--- Begin ---
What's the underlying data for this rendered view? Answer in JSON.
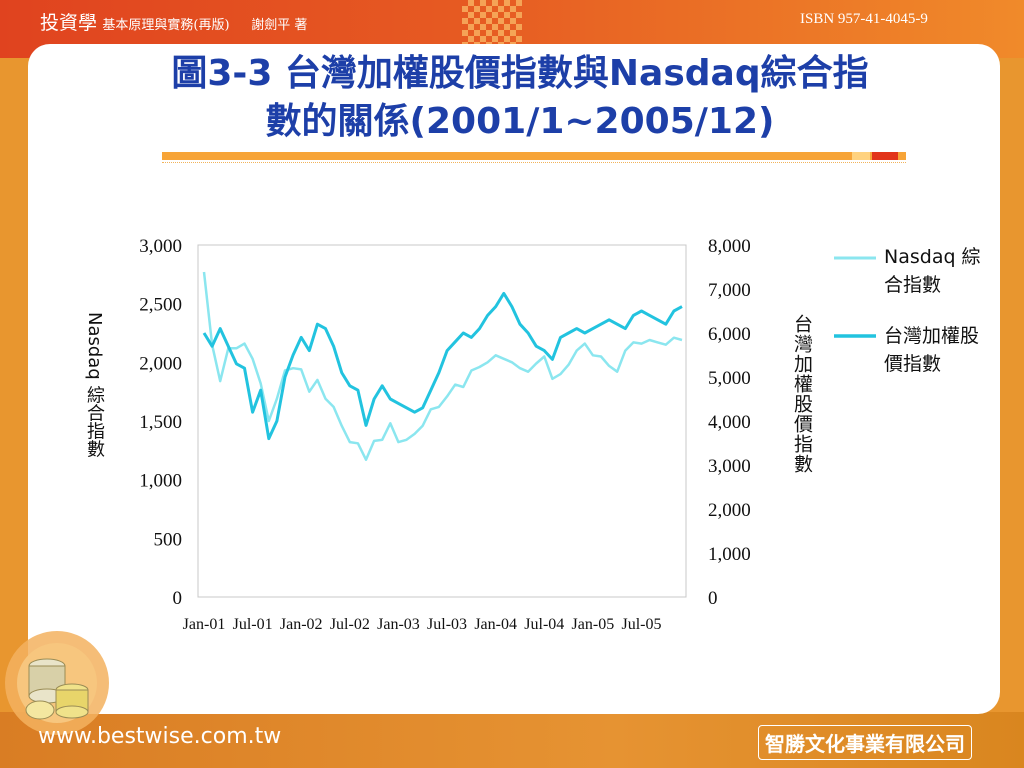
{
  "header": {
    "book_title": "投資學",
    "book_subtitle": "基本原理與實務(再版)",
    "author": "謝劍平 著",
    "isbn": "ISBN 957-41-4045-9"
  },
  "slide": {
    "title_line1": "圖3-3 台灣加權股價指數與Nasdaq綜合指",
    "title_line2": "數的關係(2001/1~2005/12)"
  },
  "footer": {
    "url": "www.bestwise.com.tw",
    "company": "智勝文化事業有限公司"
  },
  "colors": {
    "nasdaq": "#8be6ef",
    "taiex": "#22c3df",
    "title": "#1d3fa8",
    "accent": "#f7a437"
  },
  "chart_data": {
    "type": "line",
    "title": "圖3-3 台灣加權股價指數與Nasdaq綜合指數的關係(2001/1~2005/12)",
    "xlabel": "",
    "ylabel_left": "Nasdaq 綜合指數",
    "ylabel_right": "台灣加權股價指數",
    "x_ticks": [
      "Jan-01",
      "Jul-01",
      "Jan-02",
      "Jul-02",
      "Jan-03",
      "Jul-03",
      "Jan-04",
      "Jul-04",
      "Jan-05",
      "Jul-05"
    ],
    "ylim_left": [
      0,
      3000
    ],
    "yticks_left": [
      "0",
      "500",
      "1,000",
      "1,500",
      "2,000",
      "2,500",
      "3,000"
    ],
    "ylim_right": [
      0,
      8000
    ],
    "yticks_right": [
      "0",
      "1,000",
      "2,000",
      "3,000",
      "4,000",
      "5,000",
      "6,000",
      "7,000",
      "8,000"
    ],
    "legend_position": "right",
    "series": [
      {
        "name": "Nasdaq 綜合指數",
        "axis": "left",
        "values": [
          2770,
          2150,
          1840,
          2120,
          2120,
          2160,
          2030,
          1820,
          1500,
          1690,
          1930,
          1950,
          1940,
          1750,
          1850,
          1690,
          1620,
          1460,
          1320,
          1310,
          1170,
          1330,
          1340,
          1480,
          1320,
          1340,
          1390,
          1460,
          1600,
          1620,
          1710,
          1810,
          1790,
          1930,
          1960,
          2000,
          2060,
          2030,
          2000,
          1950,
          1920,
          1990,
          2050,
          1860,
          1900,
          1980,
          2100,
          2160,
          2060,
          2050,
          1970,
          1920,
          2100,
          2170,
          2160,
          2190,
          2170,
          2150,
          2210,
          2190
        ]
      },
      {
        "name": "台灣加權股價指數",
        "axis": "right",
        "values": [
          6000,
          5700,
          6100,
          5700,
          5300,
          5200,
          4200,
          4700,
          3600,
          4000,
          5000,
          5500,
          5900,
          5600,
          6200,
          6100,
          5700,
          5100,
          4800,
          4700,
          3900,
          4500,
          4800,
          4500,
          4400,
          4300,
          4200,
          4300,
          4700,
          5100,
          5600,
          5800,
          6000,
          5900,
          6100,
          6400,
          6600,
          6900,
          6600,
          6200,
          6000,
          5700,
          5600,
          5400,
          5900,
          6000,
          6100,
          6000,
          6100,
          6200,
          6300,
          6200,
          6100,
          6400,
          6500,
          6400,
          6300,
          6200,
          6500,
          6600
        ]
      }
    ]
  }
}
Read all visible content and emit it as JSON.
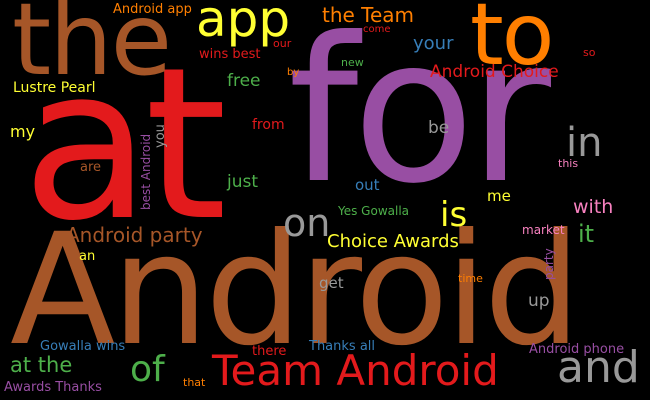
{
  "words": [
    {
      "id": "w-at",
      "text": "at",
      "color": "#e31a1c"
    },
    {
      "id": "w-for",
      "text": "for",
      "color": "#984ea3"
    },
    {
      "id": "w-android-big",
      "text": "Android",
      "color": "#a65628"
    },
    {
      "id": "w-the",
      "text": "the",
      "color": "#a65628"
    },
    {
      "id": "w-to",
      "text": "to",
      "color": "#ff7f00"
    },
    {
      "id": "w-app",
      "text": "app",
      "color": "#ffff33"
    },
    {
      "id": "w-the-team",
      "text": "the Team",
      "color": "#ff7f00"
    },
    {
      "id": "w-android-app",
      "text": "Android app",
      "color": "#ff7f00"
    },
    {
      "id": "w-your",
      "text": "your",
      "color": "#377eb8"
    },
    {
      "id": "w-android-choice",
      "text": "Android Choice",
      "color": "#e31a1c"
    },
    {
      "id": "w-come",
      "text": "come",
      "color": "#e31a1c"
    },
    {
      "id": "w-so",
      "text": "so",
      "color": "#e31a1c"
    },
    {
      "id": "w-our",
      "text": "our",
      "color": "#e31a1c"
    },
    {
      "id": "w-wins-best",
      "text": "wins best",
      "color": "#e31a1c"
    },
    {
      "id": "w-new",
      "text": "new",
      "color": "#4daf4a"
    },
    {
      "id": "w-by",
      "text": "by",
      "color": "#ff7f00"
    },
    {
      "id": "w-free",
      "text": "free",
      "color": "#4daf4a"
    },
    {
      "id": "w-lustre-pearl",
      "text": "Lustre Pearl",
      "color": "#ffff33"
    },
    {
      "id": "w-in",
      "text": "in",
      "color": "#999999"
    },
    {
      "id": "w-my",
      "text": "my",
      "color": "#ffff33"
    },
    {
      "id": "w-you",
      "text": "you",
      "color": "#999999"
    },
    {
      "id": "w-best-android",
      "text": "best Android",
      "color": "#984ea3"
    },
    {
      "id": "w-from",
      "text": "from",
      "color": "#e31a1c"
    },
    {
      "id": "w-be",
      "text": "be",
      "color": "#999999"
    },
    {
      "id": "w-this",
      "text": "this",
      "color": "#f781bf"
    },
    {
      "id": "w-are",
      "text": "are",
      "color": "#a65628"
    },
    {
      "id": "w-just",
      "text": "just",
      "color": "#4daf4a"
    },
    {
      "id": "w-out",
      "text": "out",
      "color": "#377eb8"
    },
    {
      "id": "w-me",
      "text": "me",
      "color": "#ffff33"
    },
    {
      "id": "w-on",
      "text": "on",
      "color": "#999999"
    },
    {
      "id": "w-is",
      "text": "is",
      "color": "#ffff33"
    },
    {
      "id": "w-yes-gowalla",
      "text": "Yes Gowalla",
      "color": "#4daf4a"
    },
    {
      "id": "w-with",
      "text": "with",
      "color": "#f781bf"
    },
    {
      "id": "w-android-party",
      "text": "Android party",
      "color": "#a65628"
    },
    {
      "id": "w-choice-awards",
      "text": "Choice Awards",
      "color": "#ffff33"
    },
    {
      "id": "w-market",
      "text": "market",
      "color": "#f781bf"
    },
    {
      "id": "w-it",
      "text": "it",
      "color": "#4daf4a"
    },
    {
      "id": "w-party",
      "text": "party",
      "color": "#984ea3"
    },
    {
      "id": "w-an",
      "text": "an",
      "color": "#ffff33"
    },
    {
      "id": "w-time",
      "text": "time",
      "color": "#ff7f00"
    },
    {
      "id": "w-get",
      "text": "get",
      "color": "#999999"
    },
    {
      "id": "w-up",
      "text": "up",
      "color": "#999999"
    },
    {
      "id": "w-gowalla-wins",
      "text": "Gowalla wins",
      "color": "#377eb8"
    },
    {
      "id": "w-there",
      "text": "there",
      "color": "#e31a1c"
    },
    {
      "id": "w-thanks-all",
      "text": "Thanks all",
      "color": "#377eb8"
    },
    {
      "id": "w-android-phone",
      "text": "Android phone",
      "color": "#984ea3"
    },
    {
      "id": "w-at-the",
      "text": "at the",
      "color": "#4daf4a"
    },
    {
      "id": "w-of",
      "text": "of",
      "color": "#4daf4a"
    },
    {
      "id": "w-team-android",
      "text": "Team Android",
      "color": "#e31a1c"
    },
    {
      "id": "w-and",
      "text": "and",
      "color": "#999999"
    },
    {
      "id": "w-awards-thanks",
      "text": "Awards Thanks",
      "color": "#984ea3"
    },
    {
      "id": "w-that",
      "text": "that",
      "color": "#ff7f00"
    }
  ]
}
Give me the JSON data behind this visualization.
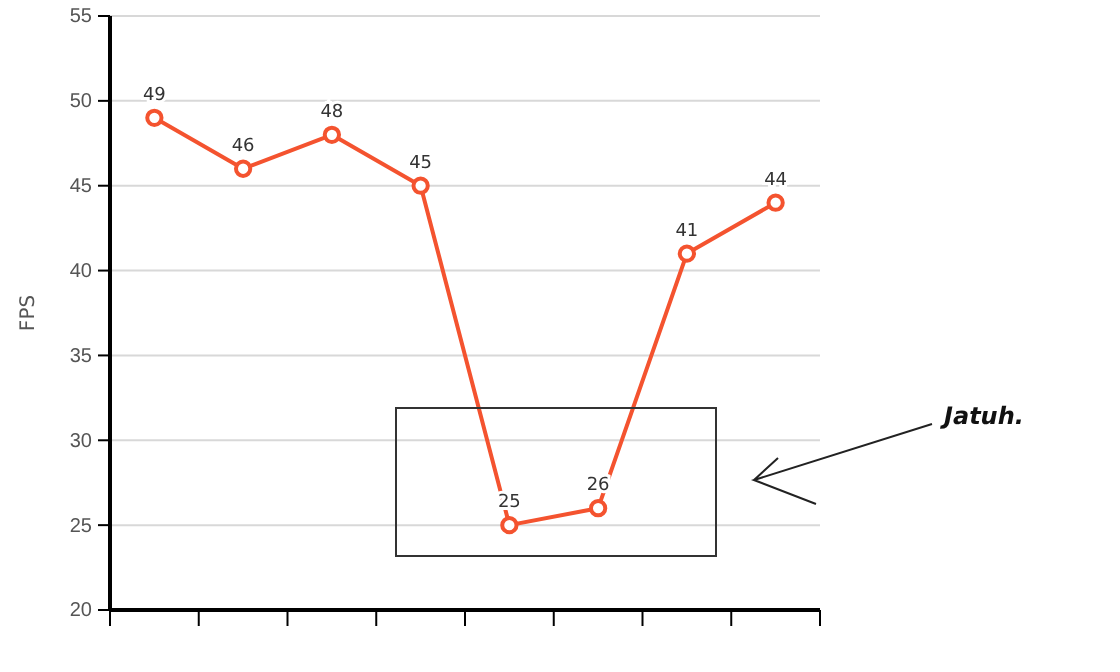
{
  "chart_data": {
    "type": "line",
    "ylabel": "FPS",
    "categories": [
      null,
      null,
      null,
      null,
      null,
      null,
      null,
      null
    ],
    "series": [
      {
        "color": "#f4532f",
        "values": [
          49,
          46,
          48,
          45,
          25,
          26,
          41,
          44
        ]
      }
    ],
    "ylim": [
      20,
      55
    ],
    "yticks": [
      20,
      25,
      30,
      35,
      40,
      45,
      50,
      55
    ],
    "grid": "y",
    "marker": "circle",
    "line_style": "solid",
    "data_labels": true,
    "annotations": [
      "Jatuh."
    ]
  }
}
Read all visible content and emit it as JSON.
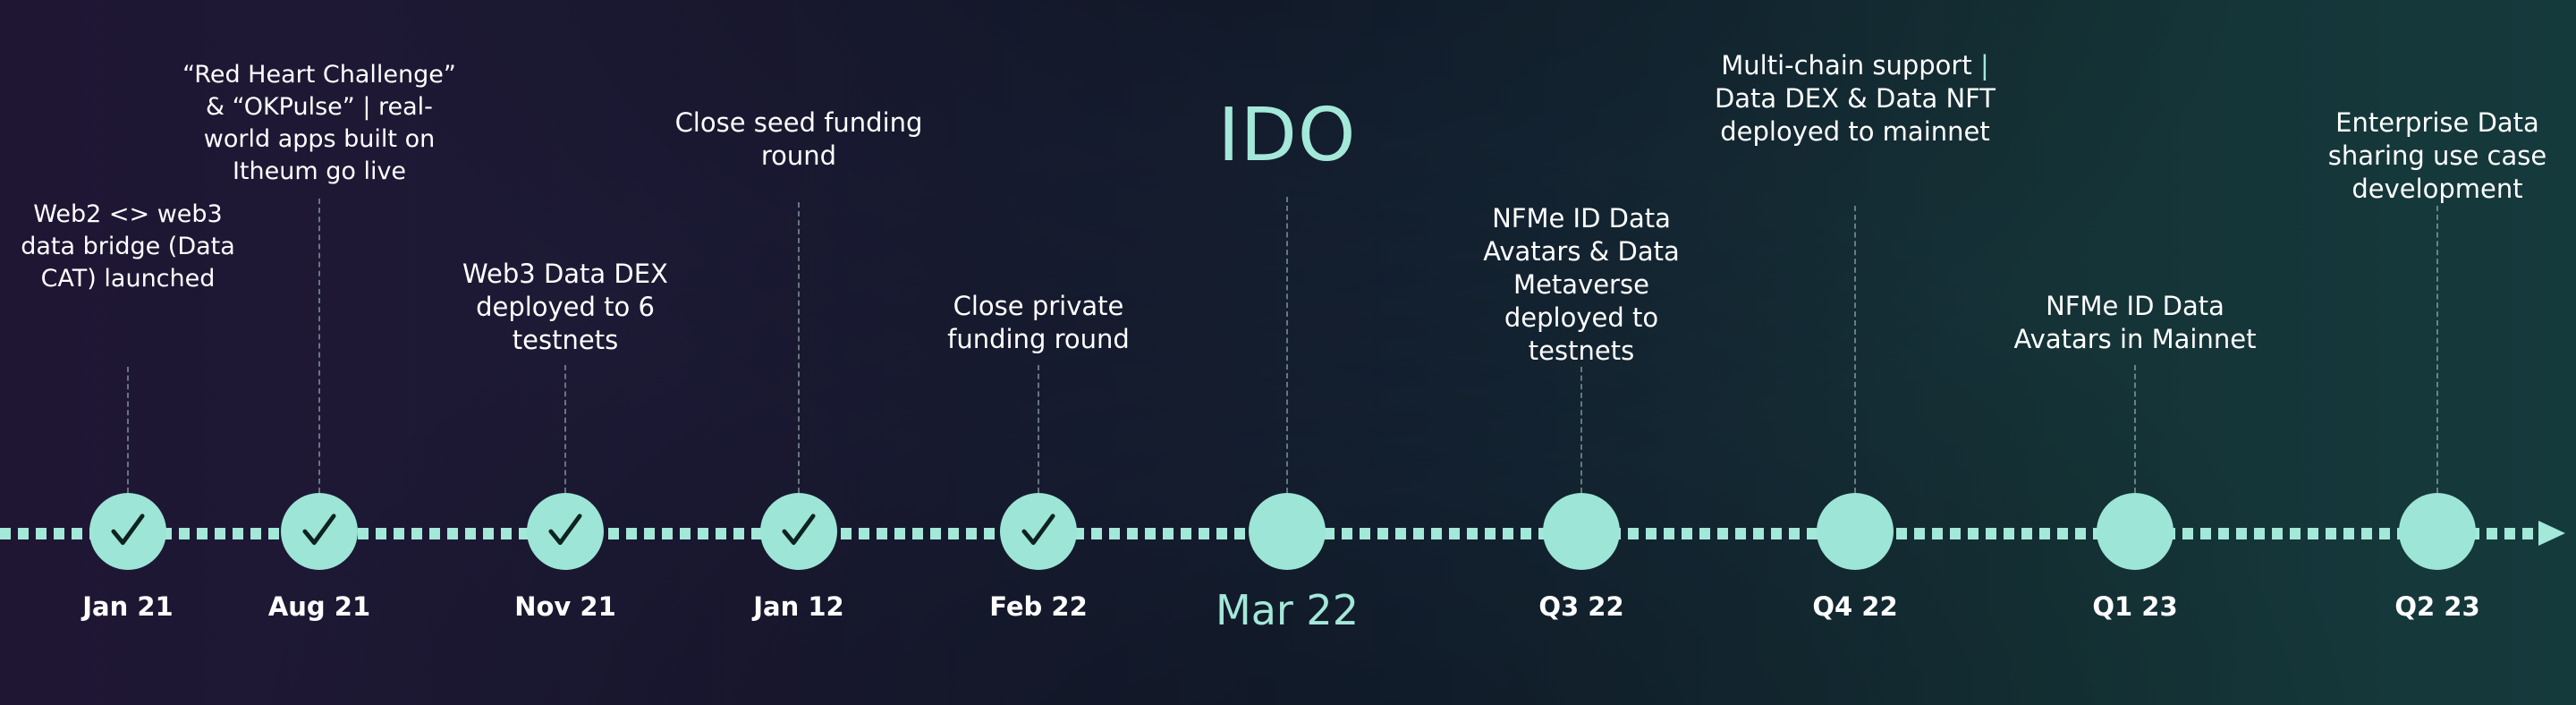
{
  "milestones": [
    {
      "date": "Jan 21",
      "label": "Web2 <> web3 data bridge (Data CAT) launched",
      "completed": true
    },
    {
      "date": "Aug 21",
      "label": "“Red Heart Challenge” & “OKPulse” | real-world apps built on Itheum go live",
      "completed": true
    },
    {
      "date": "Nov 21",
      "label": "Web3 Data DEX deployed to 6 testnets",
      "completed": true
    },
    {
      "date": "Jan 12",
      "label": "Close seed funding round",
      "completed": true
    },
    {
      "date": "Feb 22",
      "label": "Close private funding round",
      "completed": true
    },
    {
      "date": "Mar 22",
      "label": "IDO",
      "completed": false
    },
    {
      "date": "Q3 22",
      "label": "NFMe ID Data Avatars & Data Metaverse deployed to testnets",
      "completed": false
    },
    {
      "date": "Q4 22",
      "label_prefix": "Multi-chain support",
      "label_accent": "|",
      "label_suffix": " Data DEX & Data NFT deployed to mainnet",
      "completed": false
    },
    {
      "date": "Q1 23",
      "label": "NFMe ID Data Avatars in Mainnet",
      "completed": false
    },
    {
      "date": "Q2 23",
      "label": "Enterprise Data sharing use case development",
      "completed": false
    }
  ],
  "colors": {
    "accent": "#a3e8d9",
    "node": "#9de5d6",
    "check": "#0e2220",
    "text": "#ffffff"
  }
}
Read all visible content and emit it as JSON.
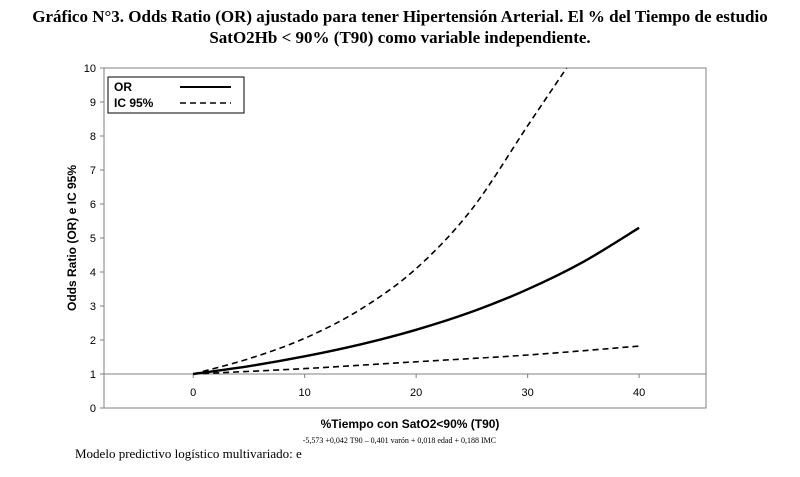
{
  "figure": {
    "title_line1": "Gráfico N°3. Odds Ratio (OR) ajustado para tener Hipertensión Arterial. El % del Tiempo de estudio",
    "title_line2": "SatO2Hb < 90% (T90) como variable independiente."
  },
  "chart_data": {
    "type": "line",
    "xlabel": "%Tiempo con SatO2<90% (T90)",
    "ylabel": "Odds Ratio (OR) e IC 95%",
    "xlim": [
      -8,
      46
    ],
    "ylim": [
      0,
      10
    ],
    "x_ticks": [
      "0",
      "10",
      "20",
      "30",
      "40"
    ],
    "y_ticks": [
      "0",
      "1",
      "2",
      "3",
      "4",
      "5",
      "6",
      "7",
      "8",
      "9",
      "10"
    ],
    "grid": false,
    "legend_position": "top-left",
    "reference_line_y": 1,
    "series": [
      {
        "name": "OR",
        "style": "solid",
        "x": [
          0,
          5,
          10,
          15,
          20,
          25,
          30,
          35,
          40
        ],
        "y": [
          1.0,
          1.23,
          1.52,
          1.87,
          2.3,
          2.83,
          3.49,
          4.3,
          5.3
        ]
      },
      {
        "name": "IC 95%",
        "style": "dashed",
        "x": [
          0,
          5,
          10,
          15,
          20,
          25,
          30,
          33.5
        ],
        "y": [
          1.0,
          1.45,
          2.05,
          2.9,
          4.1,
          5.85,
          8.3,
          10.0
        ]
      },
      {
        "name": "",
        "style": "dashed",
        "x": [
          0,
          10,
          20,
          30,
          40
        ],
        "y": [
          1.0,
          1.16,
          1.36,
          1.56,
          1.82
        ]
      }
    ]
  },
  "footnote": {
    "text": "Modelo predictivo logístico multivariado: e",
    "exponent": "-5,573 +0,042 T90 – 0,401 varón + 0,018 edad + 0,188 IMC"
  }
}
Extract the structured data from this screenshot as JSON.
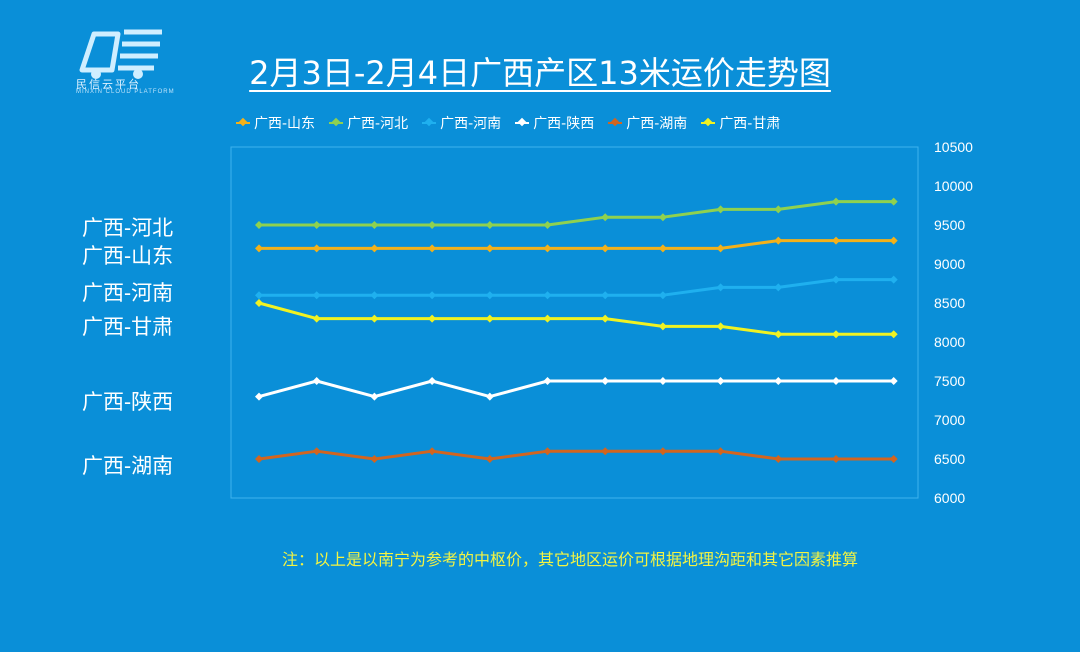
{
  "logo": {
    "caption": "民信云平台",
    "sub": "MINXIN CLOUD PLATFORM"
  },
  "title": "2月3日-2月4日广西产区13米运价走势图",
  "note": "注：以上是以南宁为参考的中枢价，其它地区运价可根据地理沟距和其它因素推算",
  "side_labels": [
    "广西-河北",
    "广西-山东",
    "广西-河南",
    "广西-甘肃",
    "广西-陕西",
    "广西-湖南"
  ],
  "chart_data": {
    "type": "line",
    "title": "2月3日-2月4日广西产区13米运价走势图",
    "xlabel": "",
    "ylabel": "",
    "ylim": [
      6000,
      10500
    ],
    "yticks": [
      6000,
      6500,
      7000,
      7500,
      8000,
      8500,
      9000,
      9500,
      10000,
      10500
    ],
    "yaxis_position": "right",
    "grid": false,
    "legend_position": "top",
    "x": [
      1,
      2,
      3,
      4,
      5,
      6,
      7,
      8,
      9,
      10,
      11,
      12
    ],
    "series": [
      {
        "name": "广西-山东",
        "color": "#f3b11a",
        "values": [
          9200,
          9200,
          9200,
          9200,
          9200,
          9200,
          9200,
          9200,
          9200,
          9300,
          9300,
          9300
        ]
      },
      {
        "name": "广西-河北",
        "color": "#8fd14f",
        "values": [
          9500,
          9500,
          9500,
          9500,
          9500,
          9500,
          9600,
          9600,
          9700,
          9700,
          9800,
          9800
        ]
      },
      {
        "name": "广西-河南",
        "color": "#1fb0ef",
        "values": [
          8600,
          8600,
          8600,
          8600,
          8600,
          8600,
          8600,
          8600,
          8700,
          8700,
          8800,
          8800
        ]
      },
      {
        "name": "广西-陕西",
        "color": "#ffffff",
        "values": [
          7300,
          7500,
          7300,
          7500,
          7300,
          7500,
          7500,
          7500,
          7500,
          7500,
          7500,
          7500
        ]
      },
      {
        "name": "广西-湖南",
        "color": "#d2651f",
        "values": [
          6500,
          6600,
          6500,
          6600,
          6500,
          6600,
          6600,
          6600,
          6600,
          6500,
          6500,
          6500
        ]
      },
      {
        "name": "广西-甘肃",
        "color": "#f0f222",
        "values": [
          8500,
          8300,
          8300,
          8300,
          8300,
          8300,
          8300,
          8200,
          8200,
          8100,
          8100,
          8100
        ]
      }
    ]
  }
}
--- End ---
> Exercise details:
Pick out the lines containing the string "deployed" and show them.

> Answer to the problem:
      "label": "Web3 Data DEX deployed to 6 testnets",
      "label": "NFMe ID Data Avatars & Data Metaverse deployed to testnets",
      "label_suffix": " Data DEX & Data NFT deployed to mainnet",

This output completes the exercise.